(begin)

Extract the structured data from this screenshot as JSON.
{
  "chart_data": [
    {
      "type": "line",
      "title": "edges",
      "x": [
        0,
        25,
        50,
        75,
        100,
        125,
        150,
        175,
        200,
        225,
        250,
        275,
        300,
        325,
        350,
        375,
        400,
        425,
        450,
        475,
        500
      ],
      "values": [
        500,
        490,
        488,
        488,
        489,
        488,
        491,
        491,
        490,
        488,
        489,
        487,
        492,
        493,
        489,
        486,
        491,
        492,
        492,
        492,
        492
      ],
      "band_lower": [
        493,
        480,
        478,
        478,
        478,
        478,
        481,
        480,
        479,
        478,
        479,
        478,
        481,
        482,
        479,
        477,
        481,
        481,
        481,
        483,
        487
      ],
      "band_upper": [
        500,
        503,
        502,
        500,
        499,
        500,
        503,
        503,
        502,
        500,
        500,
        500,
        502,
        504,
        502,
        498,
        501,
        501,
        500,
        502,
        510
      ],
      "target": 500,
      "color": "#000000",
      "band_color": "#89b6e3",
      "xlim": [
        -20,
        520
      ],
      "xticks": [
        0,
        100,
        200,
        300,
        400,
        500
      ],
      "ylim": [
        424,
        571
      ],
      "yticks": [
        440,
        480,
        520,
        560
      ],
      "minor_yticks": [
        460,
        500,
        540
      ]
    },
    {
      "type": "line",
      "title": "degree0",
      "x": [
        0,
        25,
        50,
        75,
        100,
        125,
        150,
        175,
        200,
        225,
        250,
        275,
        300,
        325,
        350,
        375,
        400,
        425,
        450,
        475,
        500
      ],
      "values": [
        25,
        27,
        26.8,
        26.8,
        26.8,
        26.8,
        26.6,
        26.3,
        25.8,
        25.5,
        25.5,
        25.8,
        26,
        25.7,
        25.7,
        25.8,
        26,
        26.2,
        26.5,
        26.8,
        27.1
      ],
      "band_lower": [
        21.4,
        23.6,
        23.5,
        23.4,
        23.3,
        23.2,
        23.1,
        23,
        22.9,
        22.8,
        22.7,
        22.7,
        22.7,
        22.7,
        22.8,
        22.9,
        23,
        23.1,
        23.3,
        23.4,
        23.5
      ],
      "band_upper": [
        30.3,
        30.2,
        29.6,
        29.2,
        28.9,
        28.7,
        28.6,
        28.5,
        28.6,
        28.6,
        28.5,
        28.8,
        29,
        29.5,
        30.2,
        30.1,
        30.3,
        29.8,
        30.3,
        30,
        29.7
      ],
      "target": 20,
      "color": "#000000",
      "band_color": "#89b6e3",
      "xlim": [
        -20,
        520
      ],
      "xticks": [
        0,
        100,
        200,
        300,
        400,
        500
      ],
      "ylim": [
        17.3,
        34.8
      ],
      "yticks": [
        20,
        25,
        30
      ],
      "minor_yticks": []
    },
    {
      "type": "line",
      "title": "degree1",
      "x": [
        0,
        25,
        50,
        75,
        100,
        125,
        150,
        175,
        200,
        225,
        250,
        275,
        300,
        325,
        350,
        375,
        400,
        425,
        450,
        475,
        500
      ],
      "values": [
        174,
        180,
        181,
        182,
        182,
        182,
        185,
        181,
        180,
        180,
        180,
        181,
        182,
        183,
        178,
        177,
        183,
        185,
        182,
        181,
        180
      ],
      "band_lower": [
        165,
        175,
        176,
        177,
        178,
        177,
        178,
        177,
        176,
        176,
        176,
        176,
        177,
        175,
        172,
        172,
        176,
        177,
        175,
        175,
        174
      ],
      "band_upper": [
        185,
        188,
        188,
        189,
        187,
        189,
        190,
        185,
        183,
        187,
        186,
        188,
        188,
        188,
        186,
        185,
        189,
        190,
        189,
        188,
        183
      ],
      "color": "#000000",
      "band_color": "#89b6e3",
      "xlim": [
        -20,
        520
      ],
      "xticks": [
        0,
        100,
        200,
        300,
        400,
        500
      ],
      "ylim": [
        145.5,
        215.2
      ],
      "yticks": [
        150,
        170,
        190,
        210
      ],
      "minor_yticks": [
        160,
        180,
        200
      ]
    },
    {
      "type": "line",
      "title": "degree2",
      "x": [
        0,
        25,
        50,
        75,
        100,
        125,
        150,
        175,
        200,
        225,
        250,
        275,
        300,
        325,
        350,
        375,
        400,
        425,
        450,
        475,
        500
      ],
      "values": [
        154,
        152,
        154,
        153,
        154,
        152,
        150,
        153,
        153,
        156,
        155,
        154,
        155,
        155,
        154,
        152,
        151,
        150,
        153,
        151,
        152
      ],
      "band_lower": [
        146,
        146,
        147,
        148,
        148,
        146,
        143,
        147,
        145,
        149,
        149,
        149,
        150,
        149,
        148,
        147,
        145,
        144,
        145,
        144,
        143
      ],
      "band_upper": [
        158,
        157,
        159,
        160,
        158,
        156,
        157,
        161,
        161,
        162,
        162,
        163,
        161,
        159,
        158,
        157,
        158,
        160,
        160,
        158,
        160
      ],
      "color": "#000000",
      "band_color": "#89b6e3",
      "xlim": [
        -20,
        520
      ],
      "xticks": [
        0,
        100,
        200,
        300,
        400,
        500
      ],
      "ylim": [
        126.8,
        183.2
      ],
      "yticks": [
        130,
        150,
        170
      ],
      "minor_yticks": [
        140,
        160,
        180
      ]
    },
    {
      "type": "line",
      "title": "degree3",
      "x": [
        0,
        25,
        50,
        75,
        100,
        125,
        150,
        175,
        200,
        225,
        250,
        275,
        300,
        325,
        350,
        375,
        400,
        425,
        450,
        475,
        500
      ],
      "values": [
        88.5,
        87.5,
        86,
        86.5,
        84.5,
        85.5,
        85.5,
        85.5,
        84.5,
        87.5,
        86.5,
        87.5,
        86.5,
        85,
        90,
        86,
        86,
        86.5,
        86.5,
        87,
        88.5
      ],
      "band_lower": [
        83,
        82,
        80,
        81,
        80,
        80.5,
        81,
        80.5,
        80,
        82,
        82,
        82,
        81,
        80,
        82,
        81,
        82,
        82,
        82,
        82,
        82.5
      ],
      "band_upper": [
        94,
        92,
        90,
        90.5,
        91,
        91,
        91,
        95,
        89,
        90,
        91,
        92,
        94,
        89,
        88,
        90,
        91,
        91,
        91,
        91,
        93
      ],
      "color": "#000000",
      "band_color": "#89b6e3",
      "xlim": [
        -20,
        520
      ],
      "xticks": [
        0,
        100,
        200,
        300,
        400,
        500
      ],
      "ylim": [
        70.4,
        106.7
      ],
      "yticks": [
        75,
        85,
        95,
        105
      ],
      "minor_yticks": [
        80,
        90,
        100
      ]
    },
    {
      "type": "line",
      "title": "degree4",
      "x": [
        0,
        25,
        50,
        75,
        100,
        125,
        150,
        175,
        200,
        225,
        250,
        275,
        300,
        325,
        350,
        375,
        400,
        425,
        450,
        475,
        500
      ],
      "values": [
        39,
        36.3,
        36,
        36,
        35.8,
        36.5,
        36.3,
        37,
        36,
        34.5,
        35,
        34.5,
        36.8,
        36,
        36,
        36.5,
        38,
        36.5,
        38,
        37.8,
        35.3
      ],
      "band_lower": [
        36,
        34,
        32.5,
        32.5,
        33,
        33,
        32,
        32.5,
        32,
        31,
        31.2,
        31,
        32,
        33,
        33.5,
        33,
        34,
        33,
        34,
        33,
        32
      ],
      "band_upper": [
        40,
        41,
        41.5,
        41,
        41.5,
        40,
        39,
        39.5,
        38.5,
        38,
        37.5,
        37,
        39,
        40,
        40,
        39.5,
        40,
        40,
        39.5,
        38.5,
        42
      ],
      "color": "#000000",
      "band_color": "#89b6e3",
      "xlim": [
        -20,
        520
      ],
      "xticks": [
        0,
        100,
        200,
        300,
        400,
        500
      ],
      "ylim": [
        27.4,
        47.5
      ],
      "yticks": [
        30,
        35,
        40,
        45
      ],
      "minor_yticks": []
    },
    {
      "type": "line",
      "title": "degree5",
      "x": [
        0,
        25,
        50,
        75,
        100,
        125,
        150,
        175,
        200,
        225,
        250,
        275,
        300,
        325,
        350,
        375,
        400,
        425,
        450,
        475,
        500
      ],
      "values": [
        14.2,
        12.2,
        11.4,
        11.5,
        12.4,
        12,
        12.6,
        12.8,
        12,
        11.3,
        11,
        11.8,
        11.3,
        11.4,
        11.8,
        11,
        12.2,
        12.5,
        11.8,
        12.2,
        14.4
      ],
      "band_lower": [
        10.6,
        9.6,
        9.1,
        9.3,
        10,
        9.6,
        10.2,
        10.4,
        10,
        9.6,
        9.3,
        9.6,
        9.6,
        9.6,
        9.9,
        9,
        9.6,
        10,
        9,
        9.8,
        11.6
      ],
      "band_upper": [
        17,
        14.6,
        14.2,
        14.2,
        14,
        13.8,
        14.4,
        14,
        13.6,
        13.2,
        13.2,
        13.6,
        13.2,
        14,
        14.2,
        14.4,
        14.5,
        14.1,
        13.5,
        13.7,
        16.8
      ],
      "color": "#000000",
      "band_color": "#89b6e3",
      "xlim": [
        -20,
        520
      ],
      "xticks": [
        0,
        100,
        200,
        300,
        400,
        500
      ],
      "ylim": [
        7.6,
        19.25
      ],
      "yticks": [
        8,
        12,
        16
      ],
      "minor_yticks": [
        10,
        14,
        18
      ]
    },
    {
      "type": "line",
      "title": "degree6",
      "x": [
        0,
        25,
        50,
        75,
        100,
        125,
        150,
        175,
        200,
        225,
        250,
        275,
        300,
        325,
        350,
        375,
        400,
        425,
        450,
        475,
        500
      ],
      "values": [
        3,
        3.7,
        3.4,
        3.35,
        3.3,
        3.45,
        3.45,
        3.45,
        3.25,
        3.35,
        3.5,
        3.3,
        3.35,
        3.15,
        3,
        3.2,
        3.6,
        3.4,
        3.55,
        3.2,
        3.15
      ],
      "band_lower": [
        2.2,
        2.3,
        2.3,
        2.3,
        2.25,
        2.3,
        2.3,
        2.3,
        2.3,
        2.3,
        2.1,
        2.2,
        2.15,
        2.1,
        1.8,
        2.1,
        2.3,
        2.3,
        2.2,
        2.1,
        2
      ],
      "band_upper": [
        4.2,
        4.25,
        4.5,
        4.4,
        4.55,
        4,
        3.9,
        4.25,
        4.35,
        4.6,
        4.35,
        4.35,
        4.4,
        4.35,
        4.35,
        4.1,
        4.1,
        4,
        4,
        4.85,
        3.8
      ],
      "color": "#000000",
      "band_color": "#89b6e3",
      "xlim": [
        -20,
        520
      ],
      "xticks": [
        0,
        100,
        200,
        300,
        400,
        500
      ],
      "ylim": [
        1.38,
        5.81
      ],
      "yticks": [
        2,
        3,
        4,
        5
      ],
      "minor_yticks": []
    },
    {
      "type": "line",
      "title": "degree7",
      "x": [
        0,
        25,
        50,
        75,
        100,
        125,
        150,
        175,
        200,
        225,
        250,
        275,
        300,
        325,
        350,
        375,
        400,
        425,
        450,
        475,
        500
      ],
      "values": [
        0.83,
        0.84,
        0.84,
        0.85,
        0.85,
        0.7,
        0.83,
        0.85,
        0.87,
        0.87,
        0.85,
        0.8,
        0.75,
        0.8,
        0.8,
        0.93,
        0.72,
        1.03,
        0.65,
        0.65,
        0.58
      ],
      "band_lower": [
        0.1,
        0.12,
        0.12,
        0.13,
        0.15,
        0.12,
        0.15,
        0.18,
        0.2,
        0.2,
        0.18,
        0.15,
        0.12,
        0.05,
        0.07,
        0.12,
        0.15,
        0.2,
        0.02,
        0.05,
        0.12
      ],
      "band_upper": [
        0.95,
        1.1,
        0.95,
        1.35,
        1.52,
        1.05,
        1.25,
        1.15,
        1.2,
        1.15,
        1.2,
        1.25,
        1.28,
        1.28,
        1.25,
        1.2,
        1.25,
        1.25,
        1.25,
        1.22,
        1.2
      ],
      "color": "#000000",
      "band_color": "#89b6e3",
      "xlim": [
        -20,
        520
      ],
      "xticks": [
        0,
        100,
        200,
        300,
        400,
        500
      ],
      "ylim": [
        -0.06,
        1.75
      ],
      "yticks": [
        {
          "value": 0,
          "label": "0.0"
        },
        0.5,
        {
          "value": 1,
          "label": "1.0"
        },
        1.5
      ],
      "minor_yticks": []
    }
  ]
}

(end)

## YOUR GOAL
Scan the material above. Return every line containing the string "title".

## PROBLEM SOLUTION
      "title": "edges",
      "title": "degree0",
      "title": "degree1",
      "title": "degree2",
      "title": "degree3",
      "title": "degree4",
      "title": "degree5",
      "title": "degree6",
      "title": "degree7",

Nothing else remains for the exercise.